# START OF DATA LISTING
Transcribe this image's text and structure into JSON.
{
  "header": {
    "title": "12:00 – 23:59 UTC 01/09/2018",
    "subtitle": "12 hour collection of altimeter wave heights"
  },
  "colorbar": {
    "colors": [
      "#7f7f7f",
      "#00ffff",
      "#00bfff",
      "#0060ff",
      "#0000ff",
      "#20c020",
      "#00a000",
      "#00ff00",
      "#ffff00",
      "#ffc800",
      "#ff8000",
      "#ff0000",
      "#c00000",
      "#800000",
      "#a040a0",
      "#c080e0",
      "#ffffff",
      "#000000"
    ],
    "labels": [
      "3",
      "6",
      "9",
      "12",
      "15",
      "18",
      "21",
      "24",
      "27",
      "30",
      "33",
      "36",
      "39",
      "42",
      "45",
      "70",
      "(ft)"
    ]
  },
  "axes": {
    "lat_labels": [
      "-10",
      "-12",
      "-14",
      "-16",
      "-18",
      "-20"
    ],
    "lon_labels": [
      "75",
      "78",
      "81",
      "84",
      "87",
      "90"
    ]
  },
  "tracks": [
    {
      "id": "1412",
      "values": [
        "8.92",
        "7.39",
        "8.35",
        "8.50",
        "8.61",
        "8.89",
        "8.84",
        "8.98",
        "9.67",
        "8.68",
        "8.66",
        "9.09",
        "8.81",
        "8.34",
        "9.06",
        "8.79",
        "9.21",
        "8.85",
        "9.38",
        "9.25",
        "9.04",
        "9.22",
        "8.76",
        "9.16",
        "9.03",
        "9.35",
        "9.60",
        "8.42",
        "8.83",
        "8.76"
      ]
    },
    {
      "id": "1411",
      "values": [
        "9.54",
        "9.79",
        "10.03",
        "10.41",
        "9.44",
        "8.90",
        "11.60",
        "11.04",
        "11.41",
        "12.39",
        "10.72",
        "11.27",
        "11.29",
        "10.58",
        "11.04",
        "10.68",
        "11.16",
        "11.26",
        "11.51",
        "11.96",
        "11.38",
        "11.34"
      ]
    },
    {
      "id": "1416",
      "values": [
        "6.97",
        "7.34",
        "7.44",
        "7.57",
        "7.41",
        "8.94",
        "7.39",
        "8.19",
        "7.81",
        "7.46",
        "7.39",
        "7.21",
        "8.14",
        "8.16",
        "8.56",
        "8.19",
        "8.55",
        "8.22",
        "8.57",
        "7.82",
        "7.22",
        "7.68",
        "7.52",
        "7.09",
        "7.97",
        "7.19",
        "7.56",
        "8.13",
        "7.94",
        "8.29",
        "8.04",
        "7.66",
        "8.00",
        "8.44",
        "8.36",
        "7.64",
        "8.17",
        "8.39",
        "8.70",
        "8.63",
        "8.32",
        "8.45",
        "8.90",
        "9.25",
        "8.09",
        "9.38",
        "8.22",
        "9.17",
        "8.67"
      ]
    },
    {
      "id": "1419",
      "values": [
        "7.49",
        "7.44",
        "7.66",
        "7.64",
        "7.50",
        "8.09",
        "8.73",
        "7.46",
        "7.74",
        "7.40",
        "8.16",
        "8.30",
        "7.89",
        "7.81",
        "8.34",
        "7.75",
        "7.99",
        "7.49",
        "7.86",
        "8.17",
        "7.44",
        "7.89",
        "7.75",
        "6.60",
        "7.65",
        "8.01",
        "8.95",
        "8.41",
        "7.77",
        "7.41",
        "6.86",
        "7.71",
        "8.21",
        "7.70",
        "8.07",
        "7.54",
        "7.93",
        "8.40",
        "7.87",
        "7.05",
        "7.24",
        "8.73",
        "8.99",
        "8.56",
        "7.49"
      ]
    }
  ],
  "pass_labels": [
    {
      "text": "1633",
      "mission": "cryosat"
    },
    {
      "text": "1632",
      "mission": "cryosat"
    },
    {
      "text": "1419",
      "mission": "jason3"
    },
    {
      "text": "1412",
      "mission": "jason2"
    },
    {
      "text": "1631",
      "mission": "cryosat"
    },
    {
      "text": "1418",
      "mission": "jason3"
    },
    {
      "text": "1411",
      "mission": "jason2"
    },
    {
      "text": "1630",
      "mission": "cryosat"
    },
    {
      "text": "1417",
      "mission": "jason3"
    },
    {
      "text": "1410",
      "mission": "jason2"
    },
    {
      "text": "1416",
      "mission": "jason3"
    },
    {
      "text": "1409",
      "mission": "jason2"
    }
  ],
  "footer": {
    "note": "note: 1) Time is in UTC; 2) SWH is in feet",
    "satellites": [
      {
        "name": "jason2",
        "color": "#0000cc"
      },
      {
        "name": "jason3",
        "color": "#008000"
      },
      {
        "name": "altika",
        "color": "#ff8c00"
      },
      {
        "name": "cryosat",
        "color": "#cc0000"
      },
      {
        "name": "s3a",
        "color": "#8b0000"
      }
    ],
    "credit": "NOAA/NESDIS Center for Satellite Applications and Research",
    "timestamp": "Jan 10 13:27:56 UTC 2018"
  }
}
# END OF DATA LISTING
# START OF DATA LISTING
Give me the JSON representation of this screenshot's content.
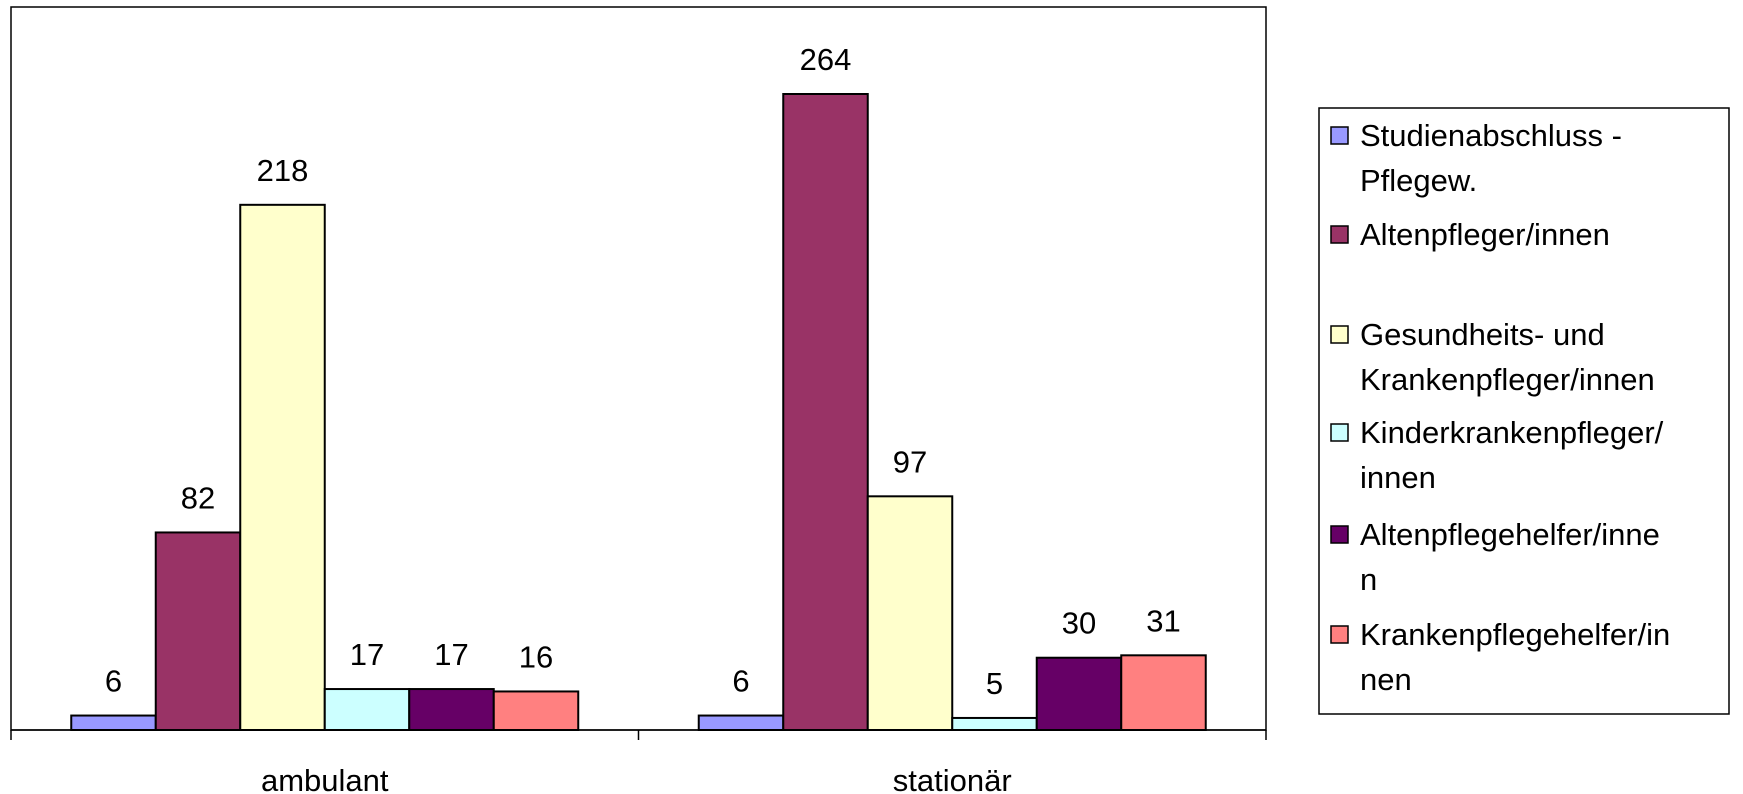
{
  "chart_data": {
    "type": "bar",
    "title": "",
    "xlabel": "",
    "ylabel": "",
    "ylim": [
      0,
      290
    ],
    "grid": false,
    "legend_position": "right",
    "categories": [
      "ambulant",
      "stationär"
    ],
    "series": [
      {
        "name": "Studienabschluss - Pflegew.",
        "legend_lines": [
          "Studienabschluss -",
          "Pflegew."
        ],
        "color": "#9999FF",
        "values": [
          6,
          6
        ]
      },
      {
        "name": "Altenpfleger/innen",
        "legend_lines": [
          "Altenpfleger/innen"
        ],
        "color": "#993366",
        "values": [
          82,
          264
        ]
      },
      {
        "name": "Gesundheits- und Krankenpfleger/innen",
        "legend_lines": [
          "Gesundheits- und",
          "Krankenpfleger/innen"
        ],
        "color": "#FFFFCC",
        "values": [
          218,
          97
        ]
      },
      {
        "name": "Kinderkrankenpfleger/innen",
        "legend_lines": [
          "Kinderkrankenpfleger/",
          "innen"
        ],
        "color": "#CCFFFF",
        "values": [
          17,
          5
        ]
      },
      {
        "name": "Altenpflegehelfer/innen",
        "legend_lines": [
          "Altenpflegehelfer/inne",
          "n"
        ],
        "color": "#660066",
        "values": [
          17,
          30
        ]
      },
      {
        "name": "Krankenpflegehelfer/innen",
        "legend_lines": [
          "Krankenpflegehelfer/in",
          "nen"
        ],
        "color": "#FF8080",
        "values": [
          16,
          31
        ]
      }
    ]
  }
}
# END OF DATA LISTING
# START OF DATA LISTING
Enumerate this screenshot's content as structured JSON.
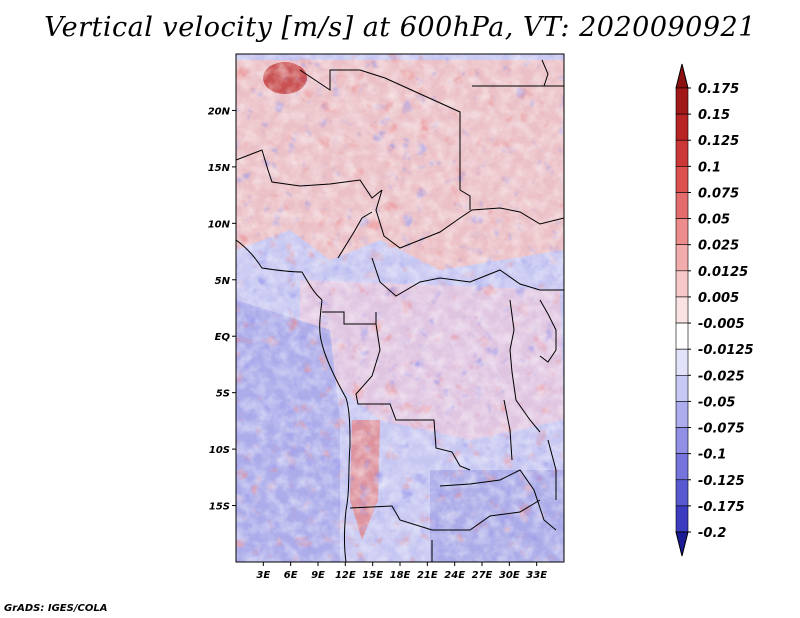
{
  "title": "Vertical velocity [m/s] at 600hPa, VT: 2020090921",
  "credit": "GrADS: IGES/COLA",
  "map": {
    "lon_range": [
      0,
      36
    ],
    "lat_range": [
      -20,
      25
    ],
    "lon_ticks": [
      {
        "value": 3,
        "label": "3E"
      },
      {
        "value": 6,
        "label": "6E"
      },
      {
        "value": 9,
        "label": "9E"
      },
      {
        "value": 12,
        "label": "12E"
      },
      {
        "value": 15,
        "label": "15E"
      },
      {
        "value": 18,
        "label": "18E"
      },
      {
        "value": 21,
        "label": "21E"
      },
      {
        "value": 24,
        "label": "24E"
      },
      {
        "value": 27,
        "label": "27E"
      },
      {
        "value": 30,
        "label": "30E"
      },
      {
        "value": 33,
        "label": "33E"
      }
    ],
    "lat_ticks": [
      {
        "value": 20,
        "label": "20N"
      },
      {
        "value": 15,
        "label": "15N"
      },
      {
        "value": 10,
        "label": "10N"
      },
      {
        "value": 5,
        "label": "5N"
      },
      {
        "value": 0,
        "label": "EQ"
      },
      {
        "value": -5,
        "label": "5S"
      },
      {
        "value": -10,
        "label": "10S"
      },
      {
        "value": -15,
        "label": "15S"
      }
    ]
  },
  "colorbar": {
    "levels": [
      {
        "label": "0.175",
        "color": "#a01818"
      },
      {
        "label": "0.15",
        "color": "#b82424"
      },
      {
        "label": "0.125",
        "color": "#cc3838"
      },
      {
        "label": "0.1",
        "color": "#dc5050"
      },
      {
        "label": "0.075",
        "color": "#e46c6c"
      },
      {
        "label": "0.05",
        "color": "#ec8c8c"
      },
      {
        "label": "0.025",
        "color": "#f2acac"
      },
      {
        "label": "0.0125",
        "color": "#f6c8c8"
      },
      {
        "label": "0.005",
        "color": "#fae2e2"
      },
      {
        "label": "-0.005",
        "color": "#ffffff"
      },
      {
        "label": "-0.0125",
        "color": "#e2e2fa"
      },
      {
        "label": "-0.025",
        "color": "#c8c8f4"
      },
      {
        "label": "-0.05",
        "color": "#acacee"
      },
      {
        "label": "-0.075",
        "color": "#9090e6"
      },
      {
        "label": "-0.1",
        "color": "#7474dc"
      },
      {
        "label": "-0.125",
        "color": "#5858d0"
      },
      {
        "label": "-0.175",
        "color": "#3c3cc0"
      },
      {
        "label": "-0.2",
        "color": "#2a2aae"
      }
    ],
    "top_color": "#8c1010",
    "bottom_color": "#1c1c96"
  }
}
# END OF DATA LISTING
◆ **PROMPT**:
Find the lines above that include the string "Krankenpflegehelfer" and copy them.

◆ **TASK SOLUTION**:
        "name": "Krankenpflegehelfer/innen",
          "Krankenpflegehelfer/in",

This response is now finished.